#### Assignment
Answer these questions from the abstract on sodium and silver environments in glasses:
(a) What technique was used to determine the local environments of sodium?
(b) What first-shell Na-O distance was found?
(c) The environment of Ag after ion exchange resembles the immediate environment of Ag in what compound?
[Excerpted passage — start]
SODIUM AND SILVER ENVIRONMENTS AND ION-EXCHANGE PROCESSES IN SILICATE AND ALUMINOSILICATE GLASSES

X-ray absorption fine structure (XAFS) was used to determine the local environments of sodium in sodium silicate and aluminosilicate glasses. Silver environments were also measured after Ag/Na ion exchange in the same glasses. Na-O distances were found at a characteristic first-shell distance of 2.30-2.32 angstrom. The coordination number of approximately 5 oxygen in binary silicates dropped, however, when Al2O3 was added to the glass. We ascribe this to changes in the geometry of available oxygen cages in the glass structure as nonbridging oxygens are replaced by bridging oxygens. In comparison, ion exchange with silver led to cation environments with much shorter cation-oxygen distances of 2.08-2.23 angstrom and even smaller coordination numbers approaching 2 oxygen, resembling the immediate environment of Ag in Ag2O. This geometry was shown to persist in one of the ion-exchanged glasses despite a variety of thermal history and processing conditions. In detail, though, as the glass composition was varied, disorder in the oxygen shell surrouding Ag was affected. This increased as Al2O3 was added, indicating a more rigid environment as the network polymerized. The different ion-exchange rates of the sodium and silver have been compared and are reconciled in terms of the effects different cation oxygen ratii and the number of available nonbridging oxygen have on diffusion mechanisms in the glass.
[Excerpted passage — finish]
[Data extract — start]
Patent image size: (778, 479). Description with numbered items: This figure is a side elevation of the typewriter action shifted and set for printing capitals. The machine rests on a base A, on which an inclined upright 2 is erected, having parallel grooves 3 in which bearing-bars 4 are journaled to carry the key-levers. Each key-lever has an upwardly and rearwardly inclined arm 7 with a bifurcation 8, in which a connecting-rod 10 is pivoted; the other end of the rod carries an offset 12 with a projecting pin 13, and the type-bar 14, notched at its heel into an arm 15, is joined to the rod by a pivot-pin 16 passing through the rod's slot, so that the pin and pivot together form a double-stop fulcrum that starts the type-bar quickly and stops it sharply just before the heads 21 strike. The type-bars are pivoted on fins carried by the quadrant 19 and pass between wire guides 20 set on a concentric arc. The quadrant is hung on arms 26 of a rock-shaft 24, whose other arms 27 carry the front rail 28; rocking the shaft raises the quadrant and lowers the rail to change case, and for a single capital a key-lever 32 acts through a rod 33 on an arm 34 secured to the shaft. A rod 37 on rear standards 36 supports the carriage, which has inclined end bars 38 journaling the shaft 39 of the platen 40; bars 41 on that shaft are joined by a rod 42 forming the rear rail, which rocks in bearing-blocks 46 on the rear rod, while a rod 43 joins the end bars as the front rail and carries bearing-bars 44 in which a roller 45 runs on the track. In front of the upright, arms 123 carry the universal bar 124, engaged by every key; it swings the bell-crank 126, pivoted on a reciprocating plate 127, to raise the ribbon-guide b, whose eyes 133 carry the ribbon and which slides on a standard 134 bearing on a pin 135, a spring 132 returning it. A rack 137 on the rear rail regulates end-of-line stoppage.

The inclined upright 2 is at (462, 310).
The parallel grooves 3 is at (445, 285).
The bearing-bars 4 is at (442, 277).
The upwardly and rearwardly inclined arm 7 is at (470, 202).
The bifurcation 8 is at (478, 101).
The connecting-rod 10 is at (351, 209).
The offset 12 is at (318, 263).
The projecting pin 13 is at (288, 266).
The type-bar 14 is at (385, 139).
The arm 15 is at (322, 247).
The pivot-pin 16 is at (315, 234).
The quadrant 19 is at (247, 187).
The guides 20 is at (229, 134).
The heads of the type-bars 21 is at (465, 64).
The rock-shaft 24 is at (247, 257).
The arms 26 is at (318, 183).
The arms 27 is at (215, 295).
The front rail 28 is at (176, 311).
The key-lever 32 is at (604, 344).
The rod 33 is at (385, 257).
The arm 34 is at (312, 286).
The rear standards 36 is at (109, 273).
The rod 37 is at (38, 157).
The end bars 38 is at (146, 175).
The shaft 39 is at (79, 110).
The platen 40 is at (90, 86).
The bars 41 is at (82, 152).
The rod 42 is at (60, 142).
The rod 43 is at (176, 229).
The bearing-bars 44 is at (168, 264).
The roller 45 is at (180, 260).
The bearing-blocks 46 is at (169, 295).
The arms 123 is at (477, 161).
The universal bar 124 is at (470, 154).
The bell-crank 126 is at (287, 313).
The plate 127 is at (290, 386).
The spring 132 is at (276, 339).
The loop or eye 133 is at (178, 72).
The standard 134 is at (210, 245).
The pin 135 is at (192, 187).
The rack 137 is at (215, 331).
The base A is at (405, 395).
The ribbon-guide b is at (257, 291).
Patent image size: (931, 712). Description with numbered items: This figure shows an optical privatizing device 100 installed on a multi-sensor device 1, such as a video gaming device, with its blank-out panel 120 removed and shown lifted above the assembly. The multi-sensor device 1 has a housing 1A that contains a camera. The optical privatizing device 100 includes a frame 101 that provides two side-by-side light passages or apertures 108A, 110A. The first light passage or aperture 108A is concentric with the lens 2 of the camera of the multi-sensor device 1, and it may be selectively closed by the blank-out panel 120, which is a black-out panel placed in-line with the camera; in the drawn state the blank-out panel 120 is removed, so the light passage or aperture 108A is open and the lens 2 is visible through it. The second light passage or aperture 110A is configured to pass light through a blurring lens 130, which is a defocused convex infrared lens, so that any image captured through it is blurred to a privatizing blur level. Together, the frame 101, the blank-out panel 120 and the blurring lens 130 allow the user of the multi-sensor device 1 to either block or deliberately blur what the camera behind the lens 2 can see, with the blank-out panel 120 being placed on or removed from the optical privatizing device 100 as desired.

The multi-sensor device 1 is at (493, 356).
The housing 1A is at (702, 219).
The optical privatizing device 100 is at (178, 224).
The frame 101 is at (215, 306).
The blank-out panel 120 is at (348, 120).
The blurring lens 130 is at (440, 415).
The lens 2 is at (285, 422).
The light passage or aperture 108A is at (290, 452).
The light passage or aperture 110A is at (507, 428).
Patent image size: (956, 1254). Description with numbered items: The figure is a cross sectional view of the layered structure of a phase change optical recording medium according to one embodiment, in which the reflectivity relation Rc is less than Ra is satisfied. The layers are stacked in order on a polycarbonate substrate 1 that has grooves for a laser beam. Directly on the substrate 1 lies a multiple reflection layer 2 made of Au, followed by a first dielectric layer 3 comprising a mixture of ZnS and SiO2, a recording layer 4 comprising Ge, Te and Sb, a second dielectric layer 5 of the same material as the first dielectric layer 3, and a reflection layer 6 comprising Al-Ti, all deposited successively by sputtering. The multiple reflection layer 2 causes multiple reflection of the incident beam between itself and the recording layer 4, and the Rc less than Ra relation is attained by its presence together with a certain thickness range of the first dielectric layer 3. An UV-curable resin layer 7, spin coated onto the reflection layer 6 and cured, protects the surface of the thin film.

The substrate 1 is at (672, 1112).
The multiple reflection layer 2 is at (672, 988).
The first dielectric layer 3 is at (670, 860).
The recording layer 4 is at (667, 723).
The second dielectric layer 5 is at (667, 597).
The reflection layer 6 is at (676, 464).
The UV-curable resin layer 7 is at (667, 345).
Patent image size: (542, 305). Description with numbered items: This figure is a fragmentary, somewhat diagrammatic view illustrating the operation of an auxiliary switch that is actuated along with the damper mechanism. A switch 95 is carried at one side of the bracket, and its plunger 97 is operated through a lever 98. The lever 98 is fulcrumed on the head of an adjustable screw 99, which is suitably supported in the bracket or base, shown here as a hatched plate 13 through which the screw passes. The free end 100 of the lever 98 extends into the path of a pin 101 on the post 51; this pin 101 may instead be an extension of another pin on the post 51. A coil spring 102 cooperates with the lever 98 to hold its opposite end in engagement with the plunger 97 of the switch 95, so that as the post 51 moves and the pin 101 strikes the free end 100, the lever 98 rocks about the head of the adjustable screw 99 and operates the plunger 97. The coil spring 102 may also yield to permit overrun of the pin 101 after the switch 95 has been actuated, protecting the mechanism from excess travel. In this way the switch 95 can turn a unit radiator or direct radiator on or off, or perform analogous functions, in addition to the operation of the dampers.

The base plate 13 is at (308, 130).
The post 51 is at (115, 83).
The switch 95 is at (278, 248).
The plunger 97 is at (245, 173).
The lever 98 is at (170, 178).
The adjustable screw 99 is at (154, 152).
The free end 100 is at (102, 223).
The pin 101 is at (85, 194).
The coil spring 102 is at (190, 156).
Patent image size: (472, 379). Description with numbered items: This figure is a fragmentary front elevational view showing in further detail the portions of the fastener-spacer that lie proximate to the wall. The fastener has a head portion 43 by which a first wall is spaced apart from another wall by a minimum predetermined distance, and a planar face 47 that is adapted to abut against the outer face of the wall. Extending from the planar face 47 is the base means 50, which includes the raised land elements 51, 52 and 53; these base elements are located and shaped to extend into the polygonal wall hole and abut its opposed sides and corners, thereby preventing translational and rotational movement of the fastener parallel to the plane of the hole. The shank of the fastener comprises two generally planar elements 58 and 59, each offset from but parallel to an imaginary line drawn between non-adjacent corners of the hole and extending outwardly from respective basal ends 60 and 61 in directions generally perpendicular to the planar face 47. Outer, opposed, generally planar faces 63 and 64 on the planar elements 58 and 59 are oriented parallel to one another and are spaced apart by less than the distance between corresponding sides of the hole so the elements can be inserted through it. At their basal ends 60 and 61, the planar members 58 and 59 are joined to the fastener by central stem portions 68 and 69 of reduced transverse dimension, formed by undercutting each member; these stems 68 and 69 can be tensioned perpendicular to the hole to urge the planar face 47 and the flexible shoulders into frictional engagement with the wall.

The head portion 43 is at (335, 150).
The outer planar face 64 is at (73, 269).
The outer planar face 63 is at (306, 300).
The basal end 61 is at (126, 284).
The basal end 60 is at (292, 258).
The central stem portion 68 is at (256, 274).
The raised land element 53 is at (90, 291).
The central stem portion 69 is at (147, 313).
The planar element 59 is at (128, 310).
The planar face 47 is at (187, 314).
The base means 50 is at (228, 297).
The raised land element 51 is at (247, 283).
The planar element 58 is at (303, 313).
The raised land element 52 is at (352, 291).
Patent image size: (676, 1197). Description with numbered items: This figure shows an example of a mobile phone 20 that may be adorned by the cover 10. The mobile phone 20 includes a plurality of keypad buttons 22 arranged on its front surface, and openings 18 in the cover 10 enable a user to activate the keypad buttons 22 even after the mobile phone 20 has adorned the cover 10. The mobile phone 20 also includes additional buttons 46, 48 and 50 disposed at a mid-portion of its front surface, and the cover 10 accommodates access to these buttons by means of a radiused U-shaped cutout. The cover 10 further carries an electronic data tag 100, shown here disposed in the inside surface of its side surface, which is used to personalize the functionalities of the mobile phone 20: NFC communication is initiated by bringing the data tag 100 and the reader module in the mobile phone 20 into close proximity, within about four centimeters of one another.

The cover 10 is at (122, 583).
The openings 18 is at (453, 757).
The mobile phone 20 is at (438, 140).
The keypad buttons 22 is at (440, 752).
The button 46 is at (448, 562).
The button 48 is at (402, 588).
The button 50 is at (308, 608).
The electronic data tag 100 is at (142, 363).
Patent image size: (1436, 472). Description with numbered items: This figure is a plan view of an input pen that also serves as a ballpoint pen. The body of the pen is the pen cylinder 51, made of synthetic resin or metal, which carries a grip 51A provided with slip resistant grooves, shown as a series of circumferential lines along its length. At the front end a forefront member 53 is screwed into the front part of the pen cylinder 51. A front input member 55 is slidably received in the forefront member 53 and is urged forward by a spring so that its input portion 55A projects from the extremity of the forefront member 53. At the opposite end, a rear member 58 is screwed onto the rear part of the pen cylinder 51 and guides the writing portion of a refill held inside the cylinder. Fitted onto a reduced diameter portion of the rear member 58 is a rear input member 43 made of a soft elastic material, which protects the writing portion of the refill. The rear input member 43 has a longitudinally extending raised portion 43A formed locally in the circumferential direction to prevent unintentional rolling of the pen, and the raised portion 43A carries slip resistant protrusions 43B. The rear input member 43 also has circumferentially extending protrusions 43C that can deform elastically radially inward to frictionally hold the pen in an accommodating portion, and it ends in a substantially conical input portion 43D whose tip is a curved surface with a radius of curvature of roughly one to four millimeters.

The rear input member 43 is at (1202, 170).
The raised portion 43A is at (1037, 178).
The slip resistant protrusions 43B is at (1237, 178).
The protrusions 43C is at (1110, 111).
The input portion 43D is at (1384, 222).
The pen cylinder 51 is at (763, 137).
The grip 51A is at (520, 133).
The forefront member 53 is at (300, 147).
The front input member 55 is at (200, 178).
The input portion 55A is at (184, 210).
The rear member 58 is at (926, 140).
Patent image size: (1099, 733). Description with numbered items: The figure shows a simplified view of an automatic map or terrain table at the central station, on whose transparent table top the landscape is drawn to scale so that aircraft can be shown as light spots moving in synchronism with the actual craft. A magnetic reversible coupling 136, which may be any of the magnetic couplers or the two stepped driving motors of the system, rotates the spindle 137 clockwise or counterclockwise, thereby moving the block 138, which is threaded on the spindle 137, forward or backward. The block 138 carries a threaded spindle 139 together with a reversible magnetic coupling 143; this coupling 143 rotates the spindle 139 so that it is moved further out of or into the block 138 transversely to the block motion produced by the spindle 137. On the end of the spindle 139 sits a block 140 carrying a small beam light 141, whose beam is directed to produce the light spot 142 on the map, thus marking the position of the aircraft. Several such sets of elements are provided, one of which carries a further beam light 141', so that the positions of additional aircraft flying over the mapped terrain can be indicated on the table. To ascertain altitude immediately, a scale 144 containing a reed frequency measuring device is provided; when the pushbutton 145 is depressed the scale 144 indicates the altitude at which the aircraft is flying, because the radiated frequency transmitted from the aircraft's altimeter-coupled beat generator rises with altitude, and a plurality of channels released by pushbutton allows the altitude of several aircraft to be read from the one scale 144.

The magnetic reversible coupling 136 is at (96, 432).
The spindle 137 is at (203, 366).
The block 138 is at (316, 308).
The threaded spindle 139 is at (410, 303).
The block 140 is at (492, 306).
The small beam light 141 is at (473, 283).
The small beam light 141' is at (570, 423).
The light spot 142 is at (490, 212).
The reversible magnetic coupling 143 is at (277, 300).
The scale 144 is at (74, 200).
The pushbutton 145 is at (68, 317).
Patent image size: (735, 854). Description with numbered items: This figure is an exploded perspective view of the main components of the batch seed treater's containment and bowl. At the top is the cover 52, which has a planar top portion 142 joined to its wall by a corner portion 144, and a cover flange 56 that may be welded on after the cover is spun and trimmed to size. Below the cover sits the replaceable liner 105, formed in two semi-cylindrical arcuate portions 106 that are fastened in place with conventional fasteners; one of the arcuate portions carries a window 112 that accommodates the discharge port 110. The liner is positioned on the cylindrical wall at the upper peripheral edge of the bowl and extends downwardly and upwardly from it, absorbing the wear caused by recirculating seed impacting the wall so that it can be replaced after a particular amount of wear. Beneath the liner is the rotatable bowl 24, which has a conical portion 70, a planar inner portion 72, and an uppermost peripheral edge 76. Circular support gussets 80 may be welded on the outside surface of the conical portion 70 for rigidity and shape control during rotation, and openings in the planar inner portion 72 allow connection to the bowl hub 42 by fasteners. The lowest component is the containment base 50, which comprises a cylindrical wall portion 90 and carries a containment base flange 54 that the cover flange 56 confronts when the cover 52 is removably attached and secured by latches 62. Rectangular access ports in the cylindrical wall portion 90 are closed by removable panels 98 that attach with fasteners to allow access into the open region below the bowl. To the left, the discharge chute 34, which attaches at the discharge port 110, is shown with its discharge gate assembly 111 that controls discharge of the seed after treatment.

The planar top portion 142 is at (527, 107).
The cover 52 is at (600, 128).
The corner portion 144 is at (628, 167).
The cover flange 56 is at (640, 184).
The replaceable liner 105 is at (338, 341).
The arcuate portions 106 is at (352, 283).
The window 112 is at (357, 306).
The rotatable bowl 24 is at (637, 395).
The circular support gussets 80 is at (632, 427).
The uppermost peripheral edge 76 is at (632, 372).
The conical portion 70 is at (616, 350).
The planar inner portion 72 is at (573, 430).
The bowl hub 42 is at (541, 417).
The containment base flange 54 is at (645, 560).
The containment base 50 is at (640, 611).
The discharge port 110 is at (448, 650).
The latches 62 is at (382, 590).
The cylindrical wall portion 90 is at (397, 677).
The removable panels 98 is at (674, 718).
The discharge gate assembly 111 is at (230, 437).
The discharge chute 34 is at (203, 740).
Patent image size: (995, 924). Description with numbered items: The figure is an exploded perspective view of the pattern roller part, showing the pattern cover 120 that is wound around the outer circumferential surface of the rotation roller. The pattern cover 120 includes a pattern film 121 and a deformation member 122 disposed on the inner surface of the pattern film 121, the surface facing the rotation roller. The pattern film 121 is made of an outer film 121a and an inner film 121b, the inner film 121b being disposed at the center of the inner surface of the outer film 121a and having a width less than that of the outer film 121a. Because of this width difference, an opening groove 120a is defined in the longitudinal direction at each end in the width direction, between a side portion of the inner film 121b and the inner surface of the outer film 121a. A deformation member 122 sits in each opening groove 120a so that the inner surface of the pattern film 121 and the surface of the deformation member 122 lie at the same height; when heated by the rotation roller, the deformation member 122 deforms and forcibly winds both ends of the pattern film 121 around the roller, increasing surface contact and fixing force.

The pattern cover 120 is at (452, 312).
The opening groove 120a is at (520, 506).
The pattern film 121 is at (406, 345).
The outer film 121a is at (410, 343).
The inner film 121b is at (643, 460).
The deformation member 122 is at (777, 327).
[Data extract — finish]
#### Reply to the exercise
(a) X-ray absorption fine structure (XAFS)
(b) 2.30-2.32 angstrom
(c) Ag2O